> **EXERCISE INSTRUCTIONS**
Can you write out all the lines word for word, with no pictures?

> **EXERCISE INPUT**
-------------------------

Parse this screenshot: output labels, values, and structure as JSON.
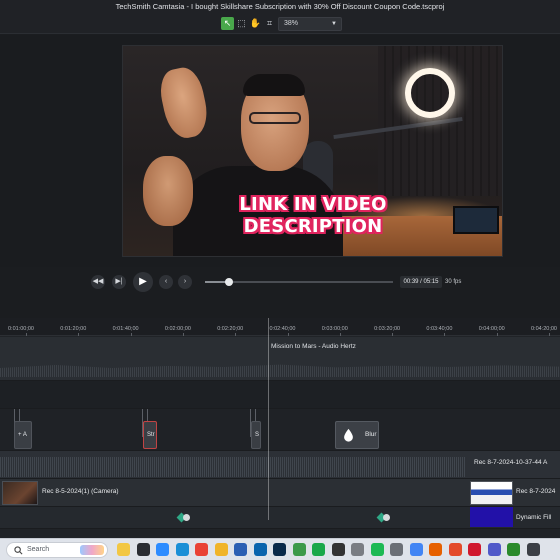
{
  "app": {
    "title": "TechSmith Camtasia - I bought Skillshare Subscription with 30% Off Discount Coupon Code.tscproj"
  },
  "toolbar": {
    "tools": [
      {
        "name": "select-tool",
        "glyph": "↖",
        "active": true
      },
      {
        "name": "pan-tool",
        "glyph": "⬚",
        "active": false
      },
      {
        "name": "hand-tool",
        "glyph": "✋",
        "active": false
      },
      {
        "name": "crop-tool",
        "glyph": "⌗",
        "active": false
      }
    ],
    "zoom": "38%"
  },
  "canvas": {
    "caption_line1": "LINK IN VIDEO",
    "caption_line2": "DESCRIPTION"
  },
  "playback": {
    "current_time": "00:39",
    "total_time": "05:15",
    "time_display": "00:39 / 05:15",
    "fps": "30 fps",
    "progress_fraction": 0.13
  },
  "timeline": {
    "ruler_ticks": [
      "0:01:00;00",
      "0:01:20;00",
      "0:01:40;00",
      "0:02:00;00",
      "0:02:20;00",
      "0:02:40;00",
      "0:03:00;00",
      "0:03:20;00",
      "0:03:40;00",
      "0:04:00;00",
      "0:04:20;00"
    ],
    "audio_clip": "Mission to Mars - Audio Hertz",
    "effect_clips": [
      {
        "label": "+ A"
      },
      {
        "label": "Str"
      },
      {
        "label": "S"
      }
    ],
    "blur_clip": "Blur",
    "rec_clip_a": "Rec 8-7-2024-10-37-44 A",
    "rec_clip_camera": "Rec 8-5-2024(1) (Camera)",
    "rec_clip_c": "Rec 8-7-2024",
    "dynamic_clip": "Dynamic Fill"
  },
  "taskbar": {
    "search_placeholder": "Search",
    "apps": [
      {
        "name": "file-explorer-icon",
        "color": "#f2c744"
      },
      {
        "name": "store-icon",
        "color": "#2a2d33"
      },
      {
        "name": "zoom-icon",
        "color": "#2d8cff"
      },
      {
        "name": "edge-icon",
        "color": "#1b8fd6"
      },
      {
        "name": "chrome-icon",
        "color": "#e94235"
      },
      {
        "name": "files-icon",
        "color": "#f0b429"
      },
      {
        "name": "word-icon",
        "color": "#2b5fb3"
      },
      {
        "name": "mail-icon",
        "color": "#0a64ad"
      },
      {
        "name": "photoshop-icon",
        "color": "#0a2a4a"
      },
      {
        "name": "camtasia-icon",
        "color": "#3c9a4a"
      },
      {
        "name": "evernote-icon",
        "color": "#1aa84a"
      },
      {
        "name": "notion-icon",
        "color": "#333333"
      },
      {
        "name": "media-icon",
        "color": "#7a7d83"
      },
      {
        "name": "spotify-icon",
        "color": "#1db954"
      },
      {
        "name": "settings-icon",
        "color": "#6b6f76"
      },
      {
        "name": "chrome-icon-2",
        "color": "#4285f4"
      },
      {
        "name": "firefox-icon",
        "color": "#e66000"
      },
      {
        "name": "brave-icon",
        "color": "#e34a2b"
      },
      {
        "name": "opera-icon",
        "color": "#d0182e"
      },
      {
        "name": "teams-icon",
        "color": "#5059c9"
      },
      {
        "name": "xbox-icon",
        "color": "#2b8a2b"
      },
      {
        "name": "terminal-icon",
        "color": "#3b3f46"
      }
    ]
  },
  "colors": {
    "accent": "#49a84b",
    "caption_outline": "#e0245e"
  }
}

-------------------------

> **PROBLEM SOLUTION**
Parse this screenshot: output labels, values, and structure as JSON.
{
  "app": {
    "title": "TechSmith Camtasia - I bought Skillshare Subscription with 30% Off Discount Coupon Code.tscproj"
  },
  "toolbar": {
    "tools": [
      {
        "name": "select-tool",
        "glyph": "↖",
        "active": true
      },
      {
        "name": "pan-tool",
        "glyph": "⬚",
        "active": false
      },
      {
        "name": "hand-tool",
        "glyph": "✋",
        "active": false
      },
      {
        "name": "crop-tool",
        "glyph": "⌗",
        "active": false
      }
    ],
    "zoom": "38%"
  },
  "canvas": {
    "caption_line1": "LINK IN VIDEO",
    "caption_line2": "DESCRIPTION"
  },
  "playback": {
    "current_time": "00:39",
    "total_time": "05:15",
    "time_display": "00:39 / 05:15",
    "fps": "30 fps",
    "progress_fraction": 0.13
  },
  "timeline": {
    "ruler_ticks": [
      "0:01:00;00",
      "0:01:20;00",
      "0:01:40;00",
      "0:02:00;00",
      "0:02:20;00",
      "0:02:40;00",
      "0:03:00;00",
      "0:03:20;00",
      "0:03:40;00",
      "0:04:00;00",
      "0:04:20;00"
    ],
    "audio_clip": "Mission to Mars - Audio Hertz",
    "effect_clips": [
      {
        "label": "+ A"
      },
      {
        "label": "Str"
      },
      {
        "label": "S"
      }
    ],
    "blur_clip": "Blur",
    "rec_clip_a": "Rec 8-7-2024-10-37-44 A",
    "rec_clip_camera": "Rec 8-5-2024(1) (Camera)",
    "rec_clip_c": "Rec 8-7-2024",
    "dynamic_clip": "Dynamic Fill"
  },
  "taskbar": {
    "search_placeholder": "Search",
    "apps": [
      {
        "name": "file-explorer-icon",
        "color": "#f2c744"
      },
      {
        "name": "store-icon",
        "color": "#2a2d33"
      },
      {
        "name": "zoom-icon",
        "color": "#2d8cff"
      },
      {
        "name": "edge-icon",
        "color": "#1b8fd6"
      },
      {
        "name": "chrome-icon",
        "color": "#e94235"
      },
      {
        "name": "files-icon",
        "color": "#f0b429"
      },
      {
        "name": "word-icon",
        "color": "#2b5fb3"
      },
      {
        "name": "mail-icon",
        "color": "#0a64ad"
      },
      {
        "name": "photoshop-icon",
        "color": "#0a2a4a"
      },
      {
        "name": "camtasia-icon",
        "color": "#3c9a4a"
      },
      {
        "name": "evernote-icon",
        "color": "#1aa84a"
      },
      {
        "name": "notion-icon",
        "color": "#333333"
      },
      {
        "name": "media-icon",
        "color": "#7a7d83"
      },
      {
        "name": "spotify-icon",
        "color": "#1db954"
      },
      {
        "name": "settings-icon",
        "color": "#6b6f76"
      },
      {
        "name": "chrome-icon-2",
        "color": "#4285f4"
      },
      {
        "name": "firefox-icon",
        "color": "#e66000"
      },
      {
        "name": "brave-icon",
        "color": "#e34a2b"
      },
      {
        "name": "opera-icon",
        "color": "#d0182e"
      },
      {
        "name": "teams-icon",
        "color": "#5059c9"
      },
      {
        "name": "xbox-icon",
        "color": "#2b8a2b"
      },
      {
        "name": "terminal-icon",
        "color": "#3b3f46"
      }
    ]
  },
  "colors": {
    "accent": "#49a84b",
    "caption_outline": "#e0245e"
  }
}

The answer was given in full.